What you will do.
Find the lines containing the word "Estas" and copy every one of them.

Extracted data entries.
=====

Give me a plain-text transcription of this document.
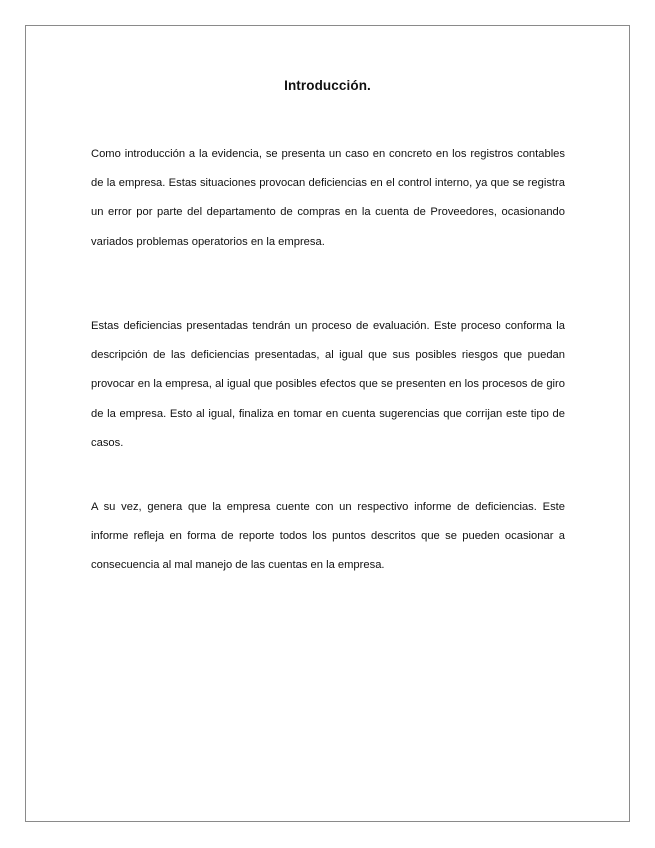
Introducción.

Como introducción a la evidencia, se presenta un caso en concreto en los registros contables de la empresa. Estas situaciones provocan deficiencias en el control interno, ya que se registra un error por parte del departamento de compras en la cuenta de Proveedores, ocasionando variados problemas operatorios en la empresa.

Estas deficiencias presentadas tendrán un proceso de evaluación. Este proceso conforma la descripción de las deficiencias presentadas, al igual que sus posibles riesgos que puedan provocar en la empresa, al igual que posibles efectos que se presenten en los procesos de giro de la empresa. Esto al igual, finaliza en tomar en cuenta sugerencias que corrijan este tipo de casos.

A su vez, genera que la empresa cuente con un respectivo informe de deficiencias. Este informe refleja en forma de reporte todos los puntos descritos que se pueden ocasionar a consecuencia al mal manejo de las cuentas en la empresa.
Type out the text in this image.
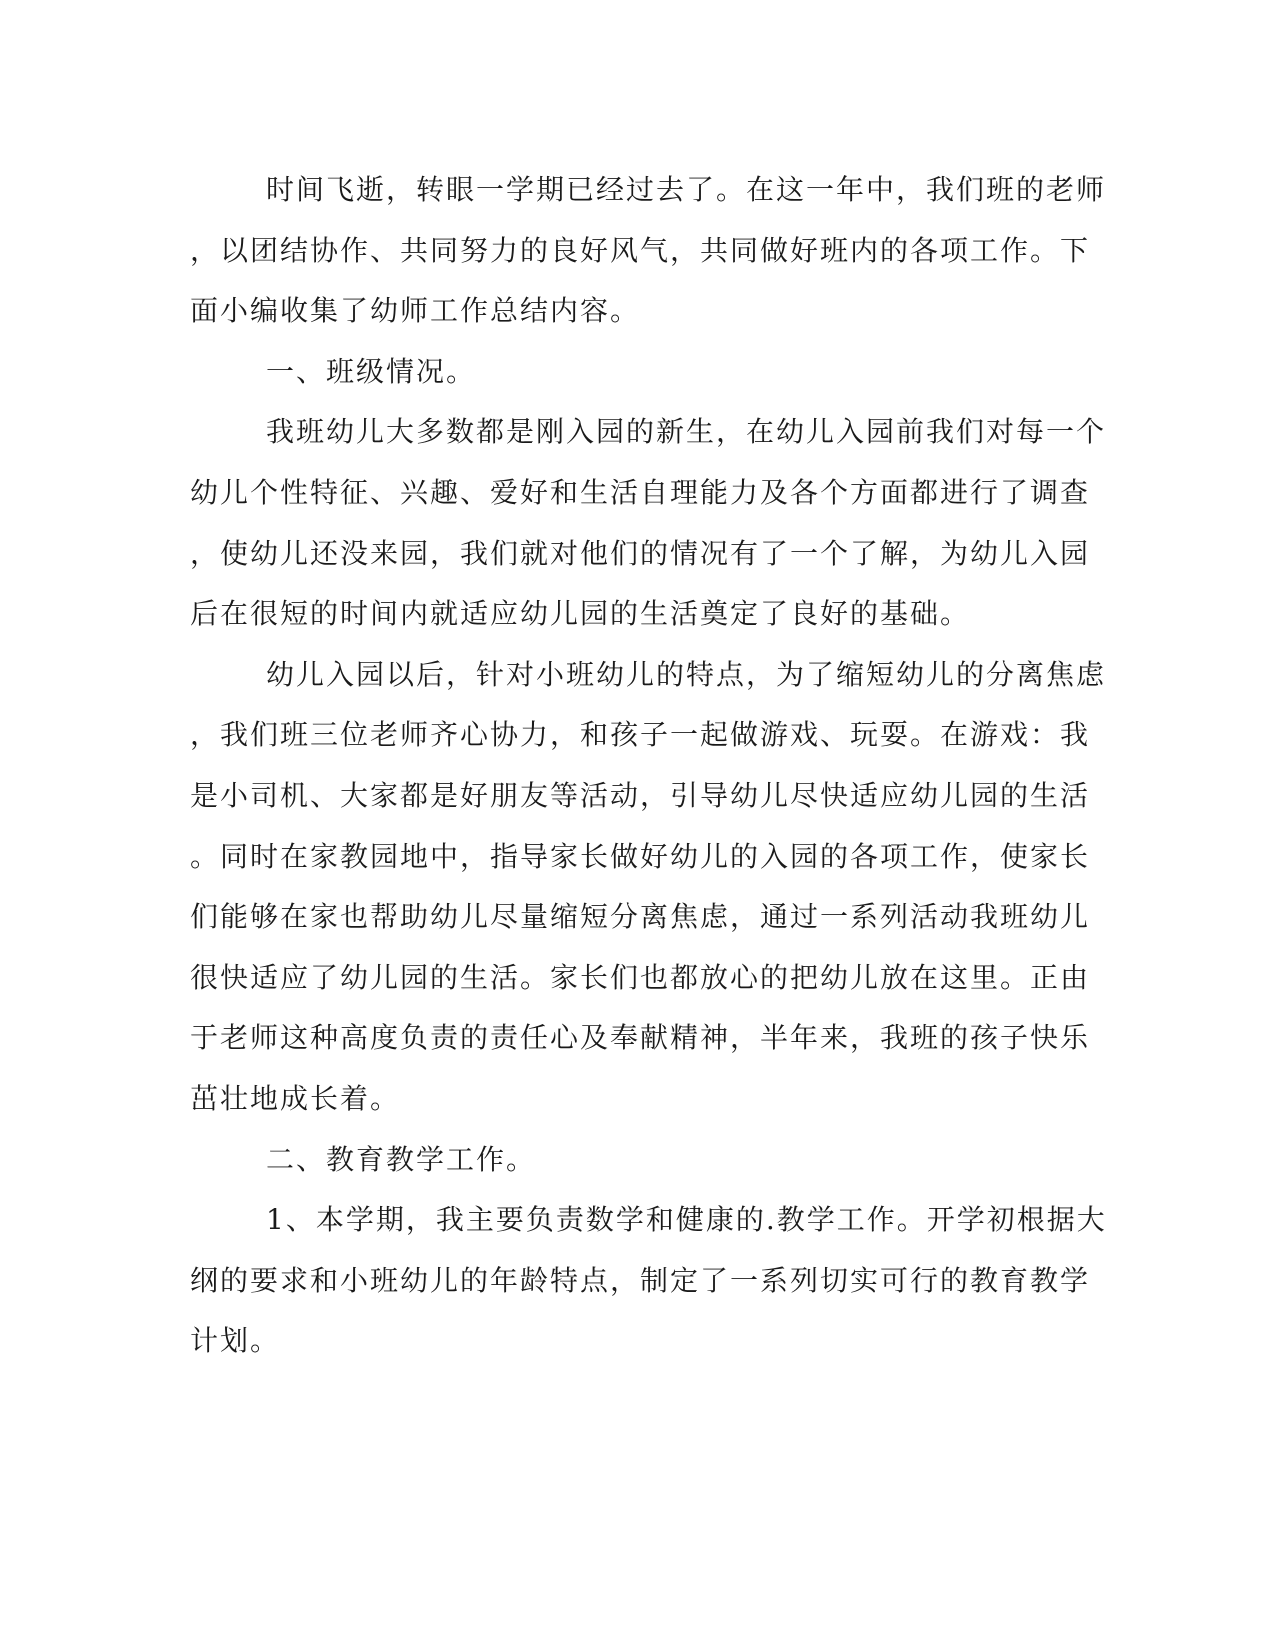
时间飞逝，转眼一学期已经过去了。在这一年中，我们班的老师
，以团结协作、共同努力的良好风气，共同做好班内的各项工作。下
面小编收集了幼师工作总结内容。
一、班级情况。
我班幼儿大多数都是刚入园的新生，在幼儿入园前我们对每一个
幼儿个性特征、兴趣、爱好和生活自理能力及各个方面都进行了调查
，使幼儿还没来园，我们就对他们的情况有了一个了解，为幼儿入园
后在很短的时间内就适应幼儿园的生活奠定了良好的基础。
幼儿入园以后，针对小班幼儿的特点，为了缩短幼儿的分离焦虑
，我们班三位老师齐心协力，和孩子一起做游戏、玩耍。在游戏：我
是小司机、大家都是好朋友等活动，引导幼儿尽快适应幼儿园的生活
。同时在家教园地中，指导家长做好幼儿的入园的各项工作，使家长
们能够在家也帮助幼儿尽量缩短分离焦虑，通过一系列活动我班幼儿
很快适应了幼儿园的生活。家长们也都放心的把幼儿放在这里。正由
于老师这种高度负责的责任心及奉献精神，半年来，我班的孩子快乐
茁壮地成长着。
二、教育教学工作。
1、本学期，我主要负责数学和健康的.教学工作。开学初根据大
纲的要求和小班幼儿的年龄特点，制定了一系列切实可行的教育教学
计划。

=====

Solved exercise.
Como introducción a la evidencia, se presenta un caso en concreto en los registros contables de la empresa. Estas situaciones provocan deficiencias en el control interno, ya que se registra un error por parte del departamento de compras en la cuenta de Proveedores, ocasionando variados problemas operatorios en la empresa.
Estas deficiencias presentadas tendrán un proceso de evaluación. Este proceso conforma la descripción de las deficiencias presentadas, al igual que sus posibles riesgos que puedan provocar en la empresa, al igual que posibles efectos que se presenten en los procesos de giro de la empresa. Esto al igual, finaliza en tomar en cuenta sugerencias que corrijan este tipo de casos.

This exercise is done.